**TASK GOAL:**
Write out each entry again. Keep every word exactly as it is.

Entries from a dataset:
────────────────
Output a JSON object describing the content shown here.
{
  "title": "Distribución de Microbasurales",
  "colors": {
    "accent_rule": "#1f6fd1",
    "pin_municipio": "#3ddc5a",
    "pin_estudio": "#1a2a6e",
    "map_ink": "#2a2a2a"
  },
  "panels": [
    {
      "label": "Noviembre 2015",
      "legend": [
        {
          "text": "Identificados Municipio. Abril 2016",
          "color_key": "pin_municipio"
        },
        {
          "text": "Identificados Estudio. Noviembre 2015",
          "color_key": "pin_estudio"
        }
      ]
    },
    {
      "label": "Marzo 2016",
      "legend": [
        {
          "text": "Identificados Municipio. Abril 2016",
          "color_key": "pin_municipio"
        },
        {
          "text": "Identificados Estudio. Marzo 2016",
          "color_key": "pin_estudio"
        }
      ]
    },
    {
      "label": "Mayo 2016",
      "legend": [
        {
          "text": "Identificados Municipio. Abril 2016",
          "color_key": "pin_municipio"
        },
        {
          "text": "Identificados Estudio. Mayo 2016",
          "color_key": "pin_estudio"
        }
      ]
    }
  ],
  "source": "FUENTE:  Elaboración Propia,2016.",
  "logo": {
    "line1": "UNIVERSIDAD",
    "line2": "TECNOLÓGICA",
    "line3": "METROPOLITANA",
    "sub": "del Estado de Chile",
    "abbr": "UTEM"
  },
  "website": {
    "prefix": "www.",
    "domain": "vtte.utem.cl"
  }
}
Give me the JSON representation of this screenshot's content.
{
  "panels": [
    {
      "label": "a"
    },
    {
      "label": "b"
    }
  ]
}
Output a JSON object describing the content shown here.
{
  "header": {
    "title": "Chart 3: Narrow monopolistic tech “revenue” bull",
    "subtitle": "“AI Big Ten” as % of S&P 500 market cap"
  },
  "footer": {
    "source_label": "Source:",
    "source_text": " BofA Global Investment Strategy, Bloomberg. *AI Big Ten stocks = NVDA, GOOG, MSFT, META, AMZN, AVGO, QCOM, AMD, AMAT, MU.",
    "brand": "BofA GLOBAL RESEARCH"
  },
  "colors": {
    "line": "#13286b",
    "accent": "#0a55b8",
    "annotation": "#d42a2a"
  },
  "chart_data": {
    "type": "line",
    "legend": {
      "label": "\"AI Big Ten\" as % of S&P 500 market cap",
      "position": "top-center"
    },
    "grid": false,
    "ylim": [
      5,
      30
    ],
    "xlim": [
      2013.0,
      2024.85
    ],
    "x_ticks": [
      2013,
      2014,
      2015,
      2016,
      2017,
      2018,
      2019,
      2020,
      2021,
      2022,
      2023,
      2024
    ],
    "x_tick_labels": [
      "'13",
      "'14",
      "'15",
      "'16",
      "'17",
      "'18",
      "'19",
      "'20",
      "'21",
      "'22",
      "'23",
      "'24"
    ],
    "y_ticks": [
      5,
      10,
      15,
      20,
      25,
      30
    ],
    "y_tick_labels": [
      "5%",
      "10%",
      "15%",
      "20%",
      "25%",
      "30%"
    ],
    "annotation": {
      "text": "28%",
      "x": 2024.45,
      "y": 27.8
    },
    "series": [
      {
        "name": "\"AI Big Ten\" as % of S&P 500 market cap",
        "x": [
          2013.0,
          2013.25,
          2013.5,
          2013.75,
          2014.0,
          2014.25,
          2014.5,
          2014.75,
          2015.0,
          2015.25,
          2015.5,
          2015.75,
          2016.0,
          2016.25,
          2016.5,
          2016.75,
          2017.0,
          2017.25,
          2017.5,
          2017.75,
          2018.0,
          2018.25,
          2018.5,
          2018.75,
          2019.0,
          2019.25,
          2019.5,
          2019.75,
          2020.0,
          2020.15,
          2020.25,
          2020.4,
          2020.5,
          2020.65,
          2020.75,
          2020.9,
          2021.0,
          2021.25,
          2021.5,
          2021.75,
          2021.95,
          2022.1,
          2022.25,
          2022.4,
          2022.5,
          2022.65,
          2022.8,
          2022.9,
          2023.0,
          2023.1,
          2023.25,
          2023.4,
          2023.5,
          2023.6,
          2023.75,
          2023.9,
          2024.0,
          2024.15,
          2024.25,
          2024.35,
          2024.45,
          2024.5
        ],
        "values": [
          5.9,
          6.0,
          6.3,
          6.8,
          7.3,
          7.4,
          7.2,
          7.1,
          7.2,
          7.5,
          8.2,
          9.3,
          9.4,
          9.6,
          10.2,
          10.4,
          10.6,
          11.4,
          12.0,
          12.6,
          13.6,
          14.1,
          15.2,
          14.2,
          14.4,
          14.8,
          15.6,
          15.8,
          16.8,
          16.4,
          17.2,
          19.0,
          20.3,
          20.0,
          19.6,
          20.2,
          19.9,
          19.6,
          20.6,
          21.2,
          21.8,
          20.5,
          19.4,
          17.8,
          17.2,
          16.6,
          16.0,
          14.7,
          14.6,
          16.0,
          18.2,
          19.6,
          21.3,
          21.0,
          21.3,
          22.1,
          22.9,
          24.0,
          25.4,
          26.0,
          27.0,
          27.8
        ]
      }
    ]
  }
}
────────────────
**ANSWER FOR THIS EXERCISE:**
Output a JSON object describing the content shown here.
{
  "title": "Distribución de Microbasurales",
  "colors": {
    "accent_rule": "#1f6fd1",
    "pin_municipio": "#3ddc5a",
    "pin_estudio": "#1a2a6e",
    "map_ink": "#2a2a2a"
  },
  "panels": [
    {
      "label": "Noviembre 2015",
      "legend": [
        {
          "text": "Identificados Municipio. Abril 2016",
          "color_key": "pin_municipio"
        },
        {
          "text": "Identificados Estudio. Noviembre 2015",
          "color_key": "pin_estudio"
        }
      ]
    },
    {
      "label": "Marzo 2016",
      "legend": [
        {
          "text": "Identificados Municipio. Abril 2016",
          "color_key": "pin_municipio"
        },
        {
          "text": "Identificados Estudio. Marzo 2016",
          "color_key": "pin_estudio"
        }
      ]
    },
    {
      "label": "Mayo 2016",
      "legend": [
        {
          "text": "Identificados Municipio. Abril 2016",
          "color_key": "pin_municipio"
        },
        {
          "text": "Identificados Estudio. Mayo 2016",
          "color_key": "pin_estudio"
        }
      ]
    }
  ],
  "source": "FUENTE:  Elaboración Propia,2016.",
  "logo": {
    "line1": "UNIVERSIDAD",
    "line2": "TECNOLÓGICA",
    "line3": "METROPOLITANA",
    "sub": "del Estado de Chile",
    "abbr": "UTEM"
  },
  "website": {
    "prefix": "www.",
    "domain": "vtte.utem.cl"
  }
}
Give me the JSON representation of this screenshot's content.
{
  "panels": [
    {
      "label": "a"
    },
    {
      "label": "b"
    }
  ]
}
Output a JSON object describing the content shown here.
{
  "header": {
    "title": "Chart 3: Narrow monopolistic tech “revenue” bull",
    "subtitle": "“AI Big Ten” as % of S&P 500 market cap"
  },
  "footer": {
    "source_label": "Source:",
    "source_text": " BofA Global Investment Strategy, Bloomberg. *AI Big Ten stocks = NVDA, GOOG, MSFT, META, AMZN, AVGO, QCOM, AMD, AMAT, MU.",
    "brand": "BofA GLOBAL RESEARCH"
  },
  "colors": {
    "line": "#13286b",
    "accent": "#0a55b8",
    "annotation": "#d42a2a"
  },
  "chart_data": {
    "type": "line",
    "legend": {
      "label": "\"AI Big Ten\" as % of S&P 500 market cap",
      "position": "top-center"
    },
    "grid": false,
    "ylim": [
      5,
      30
    ],
    "xlim": [
      2013.0,
      2024.85
    ],
    "x_ticks": [
      2013,
      2014,
      2015,
      2016,
      2017,
      2018,
      2019,
      2020,
      2021,
      2022,
      2023,
      2024
    ],
    "x_tick_labels": [
      "'13",
      "'14",
      "'15",
      "'16",
      "'17",
      "'18",
      "'19",
      "'20",
      "'21",
      "'22",
      "'23",
      "'24"
    ],
    "y_ticks": [
      5,
      10,
      15,
      20,
      25,
      30
    ],
    "y_tick_labels": [
      "5%",
      "10%",
      "15%",
      "20%",
      "25%",
      "30%"
    ],
    "annotation": {
      "text": "28%",
      "x": 2024.45,
      "y": 27.8
    },
    "series": [
      {
        "name": "\"AI Big Ten\" as % of S&P 500 market cap",
        "x": [
          2013.0,
          2013.25,
          2013.5,
          2013.75,
          2014.0,
          2014.25,
          2014.5,
          2014.75,
          2015.0,
          2015.25,
          2015.5,
          2015.75,
          2016.0,
          2016.25,
          2016.5,
          2016.75,
          2017.0,
          2017.25,
          2017.5,
          2017.75,
          2018.0,
          2018.25,
          2018.5,
          2018.75,
          2019.0,
          2019.25,
          2019.5,
          2019.75,
          2020.0,
          2020.15,
          2020.25,
          2020.4,
          2020.5,
          2020.65,
          2020.75,
          2020.9,
          2021.0,
          2021.25,
          2021.5,
          2021.75,
          2021.95,
          2022.1,
          2022.25,
          2022.4,
          2022.5,
          2022.65,
          2022.8,
          2022.9,
          2023.0,
          2023.1,
          2023.25,
          2023.4,
          2023.5,
          2023.6,
          2023.75,
          2023.9,
          2024.0,
          2024.15,
          2024.25,
          2024.35,
          2024.45,
          2024.5
        ],
        "values": [
          5.9,
          6.0,
          6.3,
          6.8,
          7.3,
          7.4,
          7.2,
          7.1,
          7.2,
          7.5,
          8.2,
          9.3,
          9.4,
          9.6,
          10.2,
          10.4,
          10.6,
          11.4,
          12.0,
          12.6,
          13.6,
          14.1,
          15.2,
          14.2,
          14.4,
          14.8,
          15.6,
          15.8,
          16.8,
          16.4,
          17.2,
          19.0,
          20.3,
          20.0,
          19.6,
          20.2,
          19.9,
          19.6,
          20.6,
          21.2,
          21.8,
          20.5,
          19.4,
          17.8,
          17.2,
          16.6,
          16.0,
          14.7,
          14.6,
          16.0,
          18.2,
          19.6,
          21.3,
          21.0,
          21.3,
          22.1,
          22.9,
          24.0,
          25.4,
          26.0,
          27.0,
          27.8
        ]
      }
    ]
  }
}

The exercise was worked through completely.